§ YOUR INSTRUCTIONS
Your task is to copy each line that has the word "반응성과의".

-- Begin RECORDS FOR THIS TASK --

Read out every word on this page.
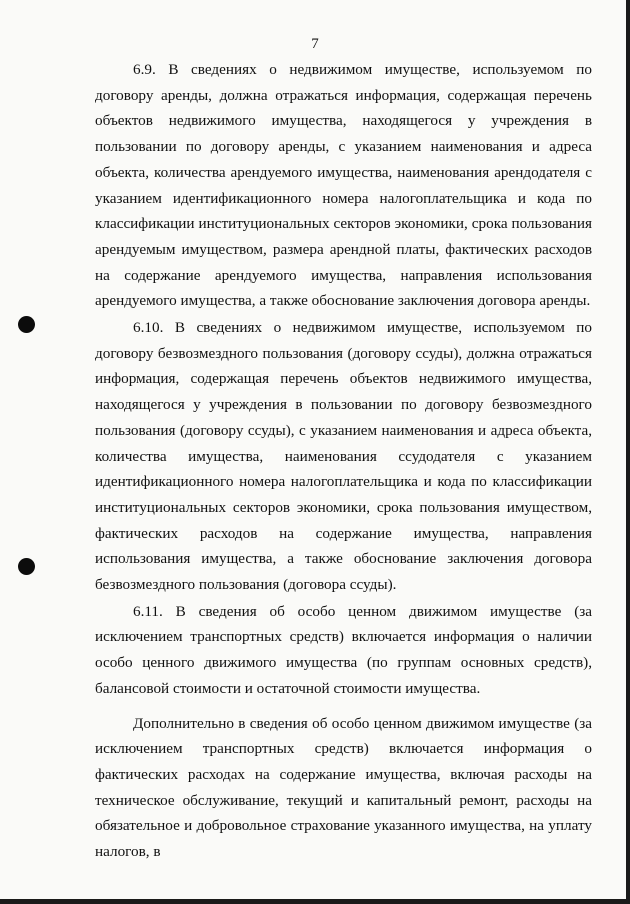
7

6.9. В сведениях о недвижимом имуществе, используемом по договору аренды, должна отражаться информация, содержащая перечень объектов недвижимого имущества, находящегося у учреждения в пользовании по договору аренды, с указанием наименования и адреса объекта, количества арендуемого имущества, наименования арендодателя с указанием идентификационного номера налогоплательщика и кода по классификации институциональных секторов экономики, срока пользования арендуемым имуществом, размера арендной платы, фактических расходов на содержание арендуемого имущества, направления использования арендуемого имущества, а также обоснование заключения договора аренды.

6.10. В сведениях о недвижимом имуществе, используемом по договору безвозмездного пользования (договору ссуды), должна отражаться информация, содержащая перечень объектов недвижимого имущества, находящегося у учреждения в пользовании по договору безвозмездного пользования (договору ссуды), с указанием наименования и адреса объекта, количества имущества, наименования ссудодателя с указанием идентификационного номера налогоплательщика и кода по классификации институциональных секторов экономики, срока пользования имуществом, фактических расходов на содержание имущества, направления использования имущества, а также обоснование заключения договора безвозмездного пользования (договора ссуды).

6.11. В сведения об особо ценном движимом имуществе (за исключением транспортных средств) включается информация о наличии особо ценного движимого имущества (по группам основных средств), балансовой стоимости и остаточной стоимости имущества.

Дополнительно в сведения об особо ценном движимом имуществе (за исключением транспортных средств) включается информация о фактических расходах на содержание имущества, включая расходы на техническое обслуживание, текущий и капитальный ремонт, расходы на обязательное и добровольное страхование указанного имущества, на уплату налогов, в
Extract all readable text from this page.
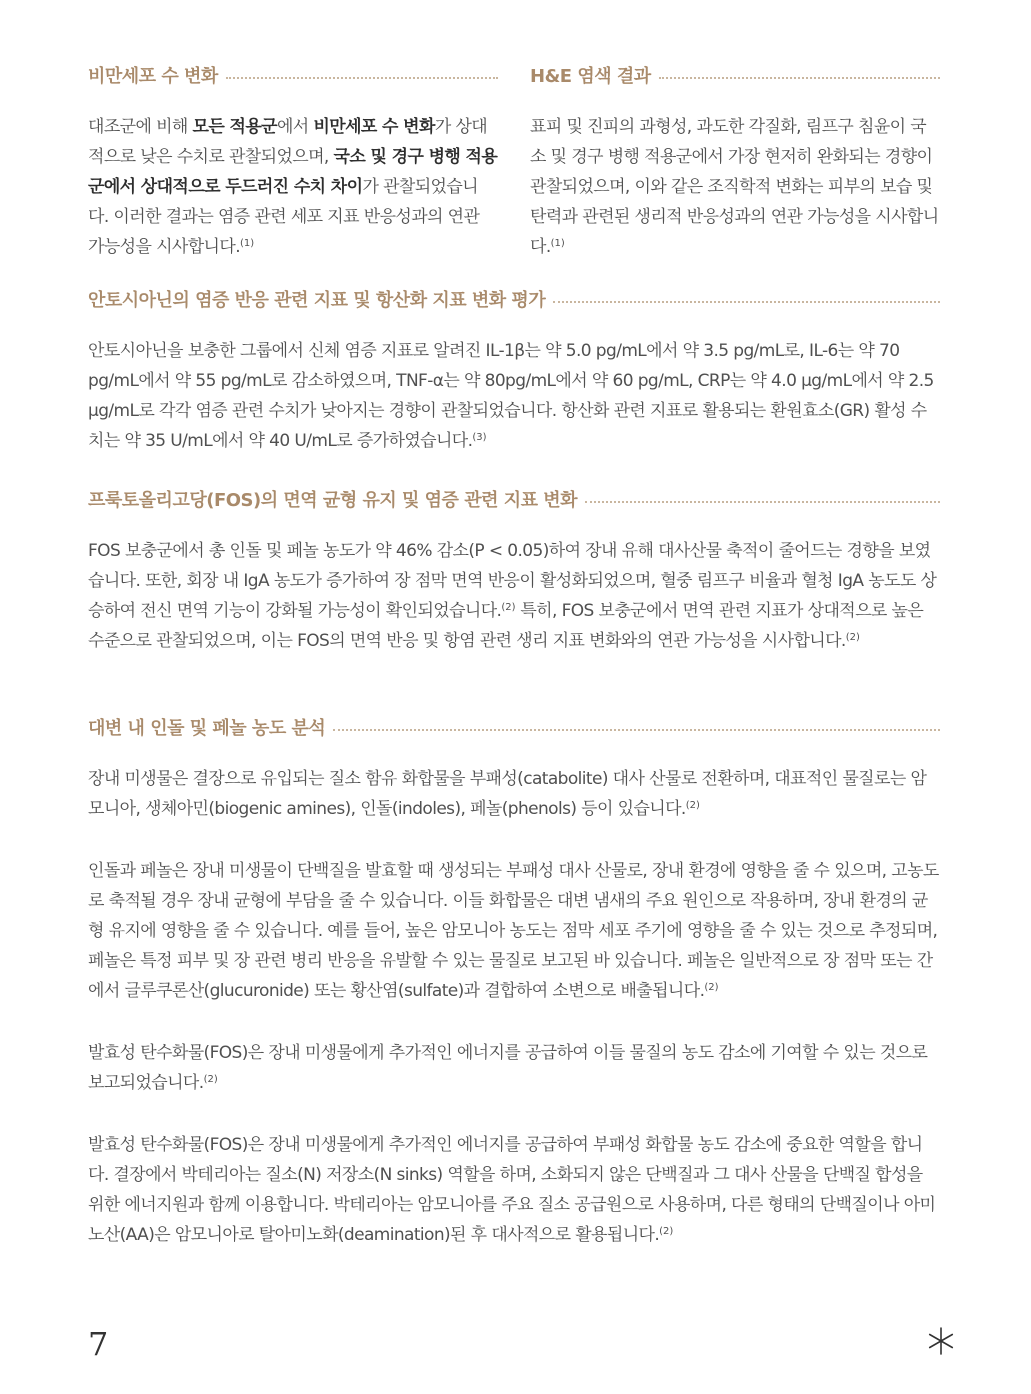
비만세포 수 변화

대조군에 비해 모든 적용군에서 비만세포 수 변화가 상대적으로 낮은 수치로 관찰되었으며, 국소 및 경구 병행 적용군에서 상대적으로 두드러진 수치 차이가 관찰되었습니다. 이러한 결과는 염증 관련 세포 지표 반응성과의 연관 가능성을 시사합니다.$^{(1)}$

H&E 염색 결과

표피 및 진피의 과형성, 과도한 각질화, 림프구 침윤이 국소 및 경구 병행 적용군에서 가장 현저히 완화되는 경향이 관찰되었으며, 이와 같은 조직학적 변화는 피부의 보습 및 탄력과 관련된 생리적 반응성과의 연관 가능성을 시사합니다.$^{(1)}$

안토시아닌의 염증 반응 관련 지표 및 항산화 지표 변화 평가

안토시아닌을 보충한 그룹에서 신체 염증 지표로 알려진 IL-1β는 약 5.0 pg/mL에서 약 3.5 pg/mL로, IL-6는 약 70 pg/mL에서 약 55 pg/mL로 감소하였으며, TNF-α는 약 80pg/mL에서 약 60 pg/mL, CRP는 약 4.0 μg/mL에서 약 2.5 μg/mL로 각각 염증 관련 수치가 낮아지는 경향이 관찰되었습니다. 항산화 관련 지표로 활용되는 환원효소(GR) 활성 수치는 약 35 U/mL에서 약 40 U/mL로 증가하였습니다.$^{(3)}$

프룩토올리고당(FOS)의 면역 균형 유지 및 염증 관련 지표 변화

FOS 보충군에서 총 인돌 및 페놀 농도가 약 46% 감소(P < 0.05)하여 장내 유해 대사산물 축적이 줄어드는 경향을 보였습니다. 또한, 회장 내 IgA 농도가 증가하여 장 점막 면역 반응이 활성화되었으며, 혈중 림프구 비율과 혈청 IgA 농도도 상승하여 전신 면역 기능이 강화될 가능성이 확인되었습니다.$^{(2)}$ 특히, FOS 보충군에서 면역 관련 지표가 상대적으로 높은 수준으로 관찰되었으며, 이는 FOS의 면역 반응 및 항염 관련 생리 지표 변화와의 연관 가능성을 시사합니다.$^{(2)}$

대변 내 인돌 및 페놀 농도 분석

장내 미생물은 결장으로 유입되는 질소 함유 화합물을 부패성(catabolite) 대사 산물로 전환하며, 대표적인 물질로는 암모니아, 생체아민(biogenic amines), 인돌(indoles), 페놀(phenols) 등이 있습니다.$^{(2)}$

인돌과 페놀은 장내 미생물이 단백질을 발효할 때 생성되는 부패성 대사 산물로, 장내 환경에 영향을 줄 수 있으며, 고농도로 축적될 경우 장내 균형에 부담을 줄 수 있습니다. 이들 화합물은 대변 냄새의 주요 원인으로 작용하며, 장내 환경의 균형 유지에 영향을 줄 수 있습니다. 예를 들어, 높은 암모니아 농도는 점막 세포 주기에 영향을 줄 수 있는 것으로 추정되며, 페놀은 특정 피부 및 장 관련 병리 반응을 유발할 수 있는 물질로 보고된 바 있습니다. 페놀은 일반적으로 장 점막 또는 간에서 글루쿠론산(glucuronide) 또는 황산염(sulfate)과 결합하여 소변으로 배출됩니다.$^{(2)}$

발효성 탄수화물(FOS)은 장내 미생물에게 추가적인 에너지를 공급하여 이들 물질의 농도 감소에 기여할 수 있는 것으로 보고되었습니다.$^{(2)}$

발효성 탄수화물(FOS)은 장내 미생물에게 추가적인 에너지를 공급하여 부패성 화합물 농도 감소에 중요한 역할을 합니다. 결장에서 박테리아는 질소(N) 저장소(N sinks) 역할을 하며, 소화되지 않은 단백질과 그 대사 산물을 단백질 합성을 위한 에너지원과 함께 이용합니다. 박테리아는 암모니아를 주요 질소 공급원으로 사용하며, 다른 형태의 단백질이나 아미노산(AA)은 암모니아로 탈아미노화(deamination)된 후 대사적으로 활용됩니다.$^{(2)}$

7
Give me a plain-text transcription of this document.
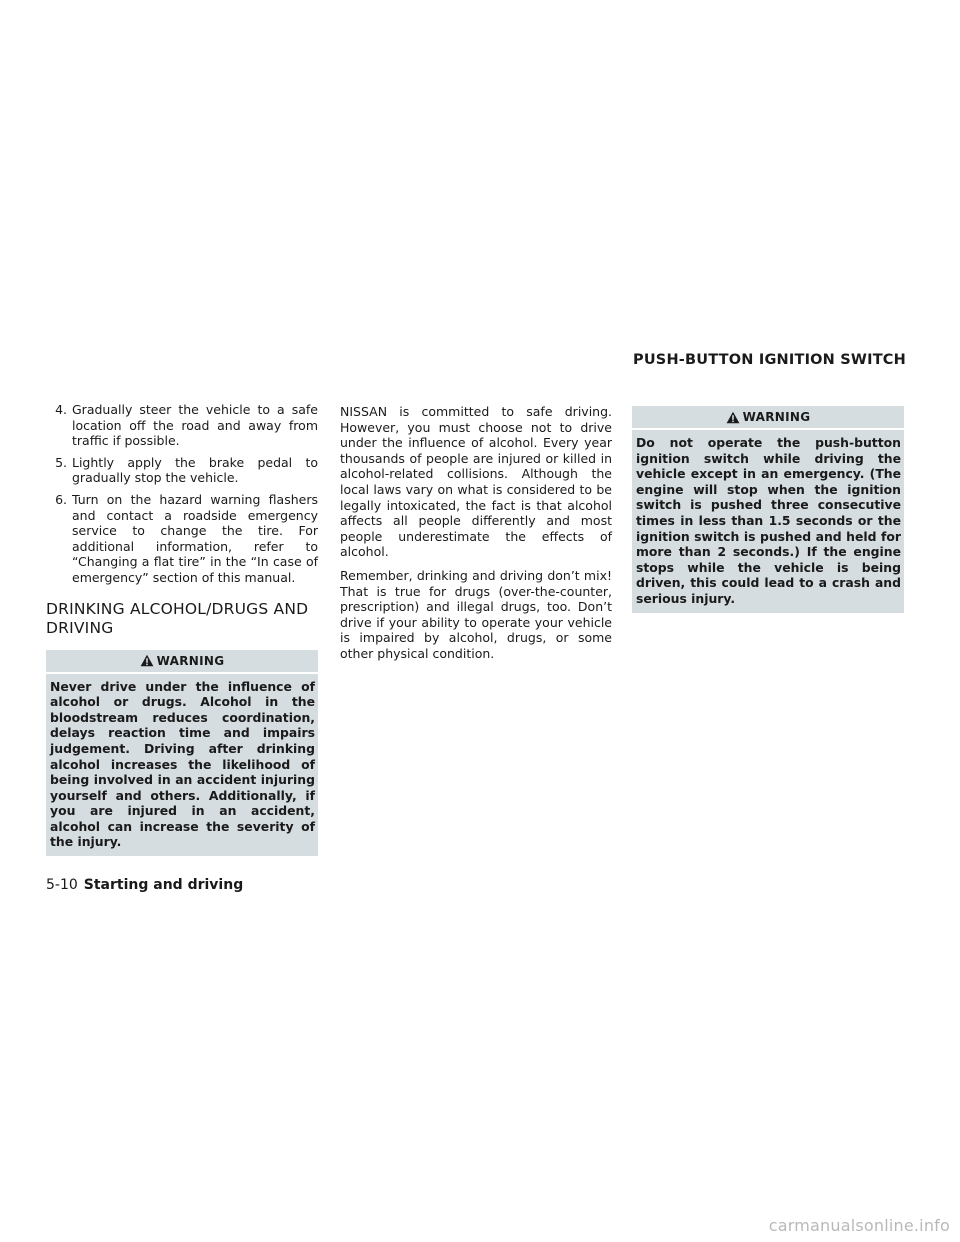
PUSH-BUTTON IGNITION SWITCH
4. Gradually steer the vehicle to a safe location off the road and away from traffic if possible.
5. Lightly apply the brake pedal to gradually stop the vehicle.
6. Turn on the hazard warning flashers and contact a roadside emergency service to change the tire. For additional information, refer to “Changing a flat tire” in the “In case of emergency” section of this manual.
DRINKING ALCOHOL/DRUGS AND
DRIVING
WARNING
Never drive under the influence of alcohol or drugs. Alcohol in the bloodstream reduces coordination, delays reaction time and impairs judgement. Driving after drinking alcohol increases the likelihood of being involved in an accident injuring yourself and others. Additionally, if you are injured in an accident, alcohol can increase the severity of the injury.

NISSAN is committed to safe driving. However, you must choose not to drive under the influence of alcohol. Every year thousands of people are injured or killed in alcohol-related collisions. Although the local laws vary on what is considered to be legally intoxicated, the fact is that alcohol affects all people differently and most people underestimate the effects of alcohol.

Remember, drinking and driving don’t mix! That is true for drugs (over-the-counter, prescription) and illegal drugs, too. Don’t drive if your ability to operate your vehicle is impaired by alcohol, drugs, or some other physical condition.

WARNING
Do not operate the push-button ignition switch while driving the vehicle except in an emergency. (The engine will stop when the ignition switch is pushed three consecutive times in less than 1.5 seconds or the ignition switch is pushed and held for more than 2 seconds.) If the engine stops while the vehicle is being driven, this could lead to a crash and serious injury.
5-10 Starting and driving
carmanualsonline.info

-- End RECORDS FOR THIS TASK --

§ WRITTEN REPLY
대조군에 비해 모든 적용군에서 비만세포 수 변화가 상대적으로 낮은 수치로 관찰되었으며, 국소 및 경구 병행 적용군에서 상대적으로 두드러진 수치 차이가 관찰되었습니다. 이러한 결과는 염증 관련 세포 지표 반응성과의 연관 가능성을 시사합니다.$^{(1)}$
표피 및 진피의 과형성, 과도한 각질화, 림프구 침윤이 국소 및 경구 병행 적용군에서 가장 현저히 완화되는 경향이 관찰되었으며, 이와 같은 조직학적 변화는 피부의 보습 및 탄력과 관련된 생리적 반응성과의 연관 가능성을 시사합니다.$^{(1)}$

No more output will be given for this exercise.